## Text shown:
Is locking down again the right remedy for Britain, or will it only add to this country’s suffering in the long-term? It’s certainly been a disaster for many British charities — one report earlier this year estimated that there would be a £12 billion black hole in funding. And it’s been catastrophic for the charity I support: the Teenage Cancer Trust, which provides bespoke care for ill teenagers.
An awful lot of people have heard of the Teenage Cancer Trust — but there’s something about teenagers that means they don’t pull at people’s heartstrings the same way that children do, so raising money is that bit more difficult. You could say that teenagers don’t have the ‘Bambi effect’. When it comes to children under ten people think ‘God, what a shame’ and the money flows in. But five years later, when they are nearly six foot tall, it becomes a different ball game. Teenagers’ health complaints are too often dismissed as simply overdoing it or having growing pains. This means, unfortunately, that they often get diagnosed late. It’s also likely that many may have gone undiagnosed during lockdown. We just don’t know the number yet.
The Teenage Cancer Trust is a classic example of something the government should be doing. Instead it’s a charity and we have to raise the funds. Every year we make millions of pounds by holding shows at the Royal Albert Hall (a week of events there can raise up to £2 million), and through various other community fundraisers such as treks, runs and swims. But because of current restrictions, all these avenues are closed to us. We’ve had a brutal drop in income of £6 million. If we don’t make up this shortfall, it could mean that we are forced to reduce our support for teenagers with cancer or stop services entirely. For young people’s mental, emotional and physical health while going through cancer, at a time when they are immunocompromised during a pandemic, that would be terrible.
I got involved with the charity 30 years ago after my GP, Dr Adrian Whiteson, set it up with his wife Myrna. A lot of people in the music business became patrons early on because, frankly, we owe our livelihood to teenagers. They buy The Who’s records and come to our shows. They’ve been coming for 55 years and I’m eternally grateful that every new generation seems to carry the torch forward from the old and dives into the stuff we’ve been playing since the 1960s. Since 1956 when Elvis burst on to the scene with ‘Heartbreak Hotel’, teenagers have been the beating heart of our culture, from music to film to fashion and everything in between. We owe them a lot.
I don’t think people realise how big a role charities like ours play within the NHS. We aren’t just some add-on. The Teenage Cancer Trust has 28 hospital units across Britain, employing 100 nursing specialists and support workers. And we have an outreach programme for all the youngsters who can’t get into the main cities for treatment. I recently called Michael Gove to let him know just how dire our situation has become and to ask for government support. ‘We need some dosh,’ I told him. He was very sympathetic — but we have not received a penny yet and I am not holding my breath.
We’re pushing to put on a show at some point with social distancing, but having been in this business all my life I can tell you that having even half the capacity won’t cut the mustard. The fact that in 2020 we still need charity to bankroll specific wards and treatments for teenagers is maddening. It should be a part of the NHS — sadly that’s not the case.
For the past three decades I have been energised by the thousands of teenagers I have met through my work with the charity. They inspire me — they never feel sorry for themselves, even when they’re on their last legs. It has been the most rewarding thing, every bit as good as being on stage.
That’s why we’ve got to ask whether the government is really doing the right thing — they’re crashing the economy, and our charities too. Our teenagers’ lives are at stake.

## Record excerpts:
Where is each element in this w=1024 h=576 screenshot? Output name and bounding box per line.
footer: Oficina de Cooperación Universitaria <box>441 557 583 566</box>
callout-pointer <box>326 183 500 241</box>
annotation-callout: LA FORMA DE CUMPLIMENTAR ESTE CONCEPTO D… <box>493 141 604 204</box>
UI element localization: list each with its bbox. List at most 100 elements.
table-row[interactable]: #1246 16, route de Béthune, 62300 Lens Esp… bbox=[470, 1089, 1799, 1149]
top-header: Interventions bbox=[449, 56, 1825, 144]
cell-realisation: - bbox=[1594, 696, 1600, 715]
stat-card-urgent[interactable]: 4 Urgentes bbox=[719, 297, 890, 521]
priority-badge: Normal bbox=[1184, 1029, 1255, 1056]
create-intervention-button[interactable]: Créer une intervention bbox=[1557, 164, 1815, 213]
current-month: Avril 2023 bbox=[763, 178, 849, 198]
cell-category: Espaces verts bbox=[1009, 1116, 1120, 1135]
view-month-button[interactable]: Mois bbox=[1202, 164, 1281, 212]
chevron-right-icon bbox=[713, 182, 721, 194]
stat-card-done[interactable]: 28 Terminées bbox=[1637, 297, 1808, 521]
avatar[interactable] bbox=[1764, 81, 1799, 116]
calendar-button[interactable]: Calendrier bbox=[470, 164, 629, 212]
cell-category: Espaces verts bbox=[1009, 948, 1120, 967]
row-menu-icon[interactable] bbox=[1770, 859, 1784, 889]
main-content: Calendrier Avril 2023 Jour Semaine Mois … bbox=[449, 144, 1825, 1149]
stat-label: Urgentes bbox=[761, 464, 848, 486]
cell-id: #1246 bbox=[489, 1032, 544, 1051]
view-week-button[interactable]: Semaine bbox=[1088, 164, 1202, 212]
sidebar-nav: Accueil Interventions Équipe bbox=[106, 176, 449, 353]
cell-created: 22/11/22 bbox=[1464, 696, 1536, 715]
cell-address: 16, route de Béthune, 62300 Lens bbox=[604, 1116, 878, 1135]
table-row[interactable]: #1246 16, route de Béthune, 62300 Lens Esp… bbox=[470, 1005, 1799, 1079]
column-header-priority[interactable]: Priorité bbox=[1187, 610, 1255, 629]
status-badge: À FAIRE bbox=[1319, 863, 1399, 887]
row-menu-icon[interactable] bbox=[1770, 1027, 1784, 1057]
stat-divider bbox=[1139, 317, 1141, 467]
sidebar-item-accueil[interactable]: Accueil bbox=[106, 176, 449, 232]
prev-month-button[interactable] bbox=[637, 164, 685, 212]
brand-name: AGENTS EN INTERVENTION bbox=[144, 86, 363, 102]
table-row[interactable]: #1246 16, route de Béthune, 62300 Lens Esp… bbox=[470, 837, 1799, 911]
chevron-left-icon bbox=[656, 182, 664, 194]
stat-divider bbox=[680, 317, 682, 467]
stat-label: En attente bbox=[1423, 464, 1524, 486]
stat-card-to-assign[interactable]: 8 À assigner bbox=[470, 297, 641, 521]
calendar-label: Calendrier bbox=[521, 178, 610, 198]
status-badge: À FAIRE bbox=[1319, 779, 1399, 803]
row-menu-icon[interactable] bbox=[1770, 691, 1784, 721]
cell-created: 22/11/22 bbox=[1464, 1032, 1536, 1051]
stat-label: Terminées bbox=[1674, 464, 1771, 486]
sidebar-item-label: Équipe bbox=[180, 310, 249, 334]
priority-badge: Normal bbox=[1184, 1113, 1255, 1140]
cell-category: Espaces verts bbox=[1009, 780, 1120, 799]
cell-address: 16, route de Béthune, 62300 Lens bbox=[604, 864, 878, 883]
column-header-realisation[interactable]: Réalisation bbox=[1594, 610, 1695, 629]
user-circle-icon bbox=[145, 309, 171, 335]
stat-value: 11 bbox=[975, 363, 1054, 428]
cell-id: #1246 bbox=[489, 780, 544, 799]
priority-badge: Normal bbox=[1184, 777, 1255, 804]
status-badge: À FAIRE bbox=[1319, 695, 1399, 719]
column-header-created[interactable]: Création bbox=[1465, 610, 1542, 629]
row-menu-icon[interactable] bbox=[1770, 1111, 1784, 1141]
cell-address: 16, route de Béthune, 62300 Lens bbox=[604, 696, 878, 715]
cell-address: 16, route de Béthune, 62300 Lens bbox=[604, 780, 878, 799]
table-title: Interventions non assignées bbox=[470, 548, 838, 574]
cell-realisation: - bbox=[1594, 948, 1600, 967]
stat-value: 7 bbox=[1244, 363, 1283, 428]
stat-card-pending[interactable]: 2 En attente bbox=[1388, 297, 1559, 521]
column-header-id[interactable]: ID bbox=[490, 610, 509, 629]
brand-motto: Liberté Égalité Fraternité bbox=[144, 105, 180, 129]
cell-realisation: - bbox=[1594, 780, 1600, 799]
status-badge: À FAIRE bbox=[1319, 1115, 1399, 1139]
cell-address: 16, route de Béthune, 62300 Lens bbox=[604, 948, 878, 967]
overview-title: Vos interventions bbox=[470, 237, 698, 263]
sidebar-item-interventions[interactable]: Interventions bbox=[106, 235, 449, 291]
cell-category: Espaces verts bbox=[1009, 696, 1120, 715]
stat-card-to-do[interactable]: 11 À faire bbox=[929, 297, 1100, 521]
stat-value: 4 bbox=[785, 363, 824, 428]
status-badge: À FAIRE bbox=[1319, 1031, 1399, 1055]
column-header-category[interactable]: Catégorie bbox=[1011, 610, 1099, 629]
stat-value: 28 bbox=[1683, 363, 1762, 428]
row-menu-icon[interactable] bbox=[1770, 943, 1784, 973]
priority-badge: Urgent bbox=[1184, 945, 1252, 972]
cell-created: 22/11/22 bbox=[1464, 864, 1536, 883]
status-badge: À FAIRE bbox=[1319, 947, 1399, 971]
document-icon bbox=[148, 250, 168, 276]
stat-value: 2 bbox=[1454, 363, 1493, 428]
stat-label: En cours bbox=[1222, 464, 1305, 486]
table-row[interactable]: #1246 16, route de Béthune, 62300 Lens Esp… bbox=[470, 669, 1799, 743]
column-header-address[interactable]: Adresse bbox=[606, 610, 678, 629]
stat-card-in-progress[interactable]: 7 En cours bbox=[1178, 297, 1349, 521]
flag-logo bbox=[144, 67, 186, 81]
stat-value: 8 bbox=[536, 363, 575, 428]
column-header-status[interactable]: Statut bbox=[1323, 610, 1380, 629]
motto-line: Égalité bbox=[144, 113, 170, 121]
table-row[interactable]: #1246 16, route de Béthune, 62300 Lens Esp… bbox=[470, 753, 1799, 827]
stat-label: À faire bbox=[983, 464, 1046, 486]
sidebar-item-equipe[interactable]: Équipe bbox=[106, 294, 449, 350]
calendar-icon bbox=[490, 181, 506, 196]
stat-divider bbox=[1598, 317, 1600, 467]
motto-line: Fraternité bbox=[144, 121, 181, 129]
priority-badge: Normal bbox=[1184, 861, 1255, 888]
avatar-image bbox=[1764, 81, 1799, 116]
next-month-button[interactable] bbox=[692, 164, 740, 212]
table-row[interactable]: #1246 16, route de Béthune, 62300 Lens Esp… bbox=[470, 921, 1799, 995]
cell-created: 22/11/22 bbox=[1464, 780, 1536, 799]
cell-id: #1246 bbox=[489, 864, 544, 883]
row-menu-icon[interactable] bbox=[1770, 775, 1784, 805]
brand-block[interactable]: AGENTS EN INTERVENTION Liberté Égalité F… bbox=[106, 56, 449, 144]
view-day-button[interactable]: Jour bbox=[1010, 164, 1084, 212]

## Work task A:
In the piece on the Teenage Cancer Trust, translate this sentence into French: "The Teenage Cancer Trust is a classic example of something the government should be doing."
## Work task B:
According to the piece on the Teenage Cancer Trust, how many hospital units does the charity have across Britain?
## Work task C:
Quote everything in the piece on the Teenage Cancer Trust from "We’re pushing to" down to "being on stage.".

## Task output A:
Le Teenage Cancer Trust est un exemple classique de ce que le gouvernement devrait faire.

## Task output B:
28 hospital units.

## Task output C:
We’re pushing to put on a show at some point with social distancing, but having been in this business all my life I can tell you that having even half the capacity won’t cut the mustard. The fact that in 2020 we still need charity to bankroll specific wards and treatments for teenagers is maddening. It should be a part of the NHS — sadly that’s not the case.
For the past three decades I have been energised by the thousands of teenagers I have met through my work with the charity. They inspire me — they never feel sorry for themselves, even when they’re on their last legs. It has been the most rewarding thing, every bit as good as being on stage.